## Start

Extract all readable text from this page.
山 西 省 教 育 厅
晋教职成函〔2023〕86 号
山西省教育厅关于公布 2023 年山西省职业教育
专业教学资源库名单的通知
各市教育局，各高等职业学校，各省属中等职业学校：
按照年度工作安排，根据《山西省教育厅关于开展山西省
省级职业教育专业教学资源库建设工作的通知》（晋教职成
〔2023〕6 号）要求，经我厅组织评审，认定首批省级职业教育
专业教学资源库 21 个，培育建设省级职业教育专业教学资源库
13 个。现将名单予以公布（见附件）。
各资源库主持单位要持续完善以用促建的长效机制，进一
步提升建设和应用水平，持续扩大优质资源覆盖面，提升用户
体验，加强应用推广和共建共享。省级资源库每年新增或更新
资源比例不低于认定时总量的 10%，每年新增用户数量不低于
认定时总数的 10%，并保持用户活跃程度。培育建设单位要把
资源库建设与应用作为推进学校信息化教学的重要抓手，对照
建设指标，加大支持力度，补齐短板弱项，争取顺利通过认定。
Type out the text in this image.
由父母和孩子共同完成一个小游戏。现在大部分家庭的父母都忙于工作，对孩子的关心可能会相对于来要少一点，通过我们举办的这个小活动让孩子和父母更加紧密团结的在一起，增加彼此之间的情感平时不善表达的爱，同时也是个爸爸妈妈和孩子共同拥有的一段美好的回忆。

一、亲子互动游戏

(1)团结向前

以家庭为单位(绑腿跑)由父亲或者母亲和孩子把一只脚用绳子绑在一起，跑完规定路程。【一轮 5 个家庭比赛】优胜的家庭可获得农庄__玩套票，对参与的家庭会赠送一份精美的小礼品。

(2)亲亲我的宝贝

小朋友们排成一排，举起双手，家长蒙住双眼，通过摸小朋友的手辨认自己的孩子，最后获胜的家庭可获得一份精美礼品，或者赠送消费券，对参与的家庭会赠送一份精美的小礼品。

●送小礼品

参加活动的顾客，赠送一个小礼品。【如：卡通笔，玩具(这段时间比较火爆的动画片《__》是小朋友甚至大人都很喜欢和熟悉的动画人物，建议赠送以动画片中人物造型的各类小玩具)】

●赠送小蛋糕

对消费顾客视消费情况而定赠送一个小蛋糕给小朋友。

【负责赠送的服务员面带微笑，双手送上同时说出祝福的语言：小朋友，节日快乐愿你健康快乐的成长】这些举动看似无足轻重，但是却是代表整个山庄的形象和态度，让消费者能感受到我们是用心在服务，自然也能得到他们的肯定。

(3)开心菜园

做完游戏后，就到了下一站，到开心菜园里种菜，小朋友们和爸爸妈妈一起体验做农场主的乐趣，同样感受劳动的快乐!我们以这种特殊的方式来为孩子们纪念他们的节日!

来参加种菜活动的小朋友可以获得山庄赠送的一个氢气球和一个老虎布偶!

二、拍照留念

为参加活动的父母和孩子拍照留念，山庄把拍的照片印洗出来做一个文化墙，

## End

Required task
Reproduce the material precisely, including every line.

Result of this task
Extract all readable text from this page.
山 西 省 教 育 厅
晋教职成函〔2023〕86 号
山西省教育厅关于公布 2023 年山西省职业教育
专业教学资源库名单的通知
各市教育局，各高等职业学校，各省属中等职业学校：
按照年度工作安排，根据《山西省教育厅关于开展山西省
省级职业教育专业教学资源库建设工作的通知》（晋教职成
〔2023〕6 号）要求，经我厅组织评审，认定首批省级职业教育
专业教学资源库 21 个，培育建设省级职业教育专业教学资源库
13 个。现将名单予以公布（见附件）。
各资源库主持单位要持续完善以用促建的长效机制，进一
步提升建设和应用水平，持续扩大优质资源覆盖面，提升用户
体验，加强应用推广和共建共享。省级资源库每年新增或更新
资源比例不低于认定时总量的 10%，每年新增用户数量不低于
认定时总数的 10%，并保持用户活跃程度。培育建设单位要把
资源库建设与应用作为推进学校信息化教学的重要抓手，对照
建设指标，加大支持力度，补齐短板弱项，争取顺利通过认定。
Type out the text in this image.
由父母和孩子共同完成一个小游戏。现在大部分家庭的父母都忙于工作，对孩子的关心可能会相对于来要少一点，通过我们举办的这个小活动让孩子和父母更加紧密团结的在一起，增加彼此之间的情感平时不善表达的爱，同时也是个爸爸妈妈和孩子共同拥有的一段美好的回忆。

一、亲子互动游戏

(1)团结向前

以家庭为单位(绑腿跑)由父亲或者母亲和孩子把一只脚用绳子绑在一起，跑完规定路程。【一轮 5 个家庭比赛】优胜的家庭可获得农庄__玩套票，对参与的家庭会赠送一份精美的小礼品。

(2)亲亲我的宝贝

小朋友们排成一排，举起双手，家长蒙住双眼，通过摸小朋友的手辨认自己的孩子，最后获胜的家庭可获得一份精美礼品，或者赠送消费券，对参与的家庭会赠送一份精美的小礼品。

●送小礼品

参加活动的顾客，赠送一个小礼品。【如：卡通笔，玩具(这段时间比较火爆的动画片《__》是小朋友甚至大人都很喜欢和熟悉的动画人物，建议赠送以动画片中人物造型的各类小玩具)】

●赠送小蛋糕

对消费顾客视消费情况而定赠送一个小蛋糕给小朋友。

【负责赠送的服务员面带微笑，双手送上同时说出祝福的语言：小朋友，节日快乐愿你健康快乐的成长】这些举动看似无足轻重，但是却是代表整个山庄的形象和态度，让消费者能感受到我们是用心在服务，自然也能得到他们的肯定。

(3)开心菜园

做完游戏后，就到了下一站，到开心菜园里种菜，小朋友们和爸爸妈妈一起体验做农场主的乐趣，同样感受劳动的快乐!我们以这种特殊的方式来为孩子们纪念他们的节日!

来参加种菜活动的小朋友可以获得山庄赠送的一个氢气球和一个老虎布偶!

二、拍照留念

为参加活动的父母和孩子拍照留念，山庄把拍的照片印洗出来做一个文化墙，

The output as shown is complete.